## start
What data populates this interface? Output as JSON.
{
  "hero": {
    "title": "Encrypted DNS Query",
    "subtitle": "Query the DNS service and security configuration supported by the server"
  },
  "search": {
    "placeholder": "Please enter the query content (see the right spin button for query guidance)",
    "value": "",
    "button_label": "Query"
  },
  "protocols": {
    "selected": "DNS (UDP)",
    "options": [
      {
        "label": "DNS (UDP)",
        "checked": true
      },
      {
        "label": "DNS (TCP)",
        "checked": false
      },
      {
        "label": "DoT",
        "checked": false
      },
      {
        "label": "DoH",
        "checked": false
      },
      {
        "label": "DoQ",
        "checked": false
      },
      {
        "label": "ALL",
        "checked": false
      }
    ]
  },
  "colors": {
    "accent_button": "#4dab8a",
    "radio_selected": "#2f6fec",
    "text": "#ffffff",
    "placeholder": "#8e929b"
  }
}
## end
## TASK DIRECTIONS
Quote all the records exactly, please, leaving none out.

## TASK RESPONSE
What data populates this interface? Output as JSON.
{
  "hero": {
    "title": "Encrypted DNS Query",
    "subtitle": "Query the DNS service and security configuration supported by the server"
  },
  "search": {
    "placeholder": "Please enter the query content (see the right spin button for query guidance)",
    "value": "",
    "button_label": "Query"
  },
  "protocols": {
    "selected": "DNS (UDP)",
    "options": [
      {
        "label": "DNS (UDP)",
        "checked": true
      },
      {
        "label": "DNS (TCP)",
        "checked": false
      },
      {
        "label": "DoT",
        "checked": false
      },
      {
        "label": "DoH",
        "checked": false
      },
      {
        "label": "DoQ",
        "checked": false
      },
      {
        "label": "ALL",
        "checked": false
      }
    ]
  },
  "colors": {
    "accent_button": "#4dab8a",
    "radio_selected": "#2f6fec",
    "text": "#ffffff",
    "placeholder": "#8e929b"
  }
}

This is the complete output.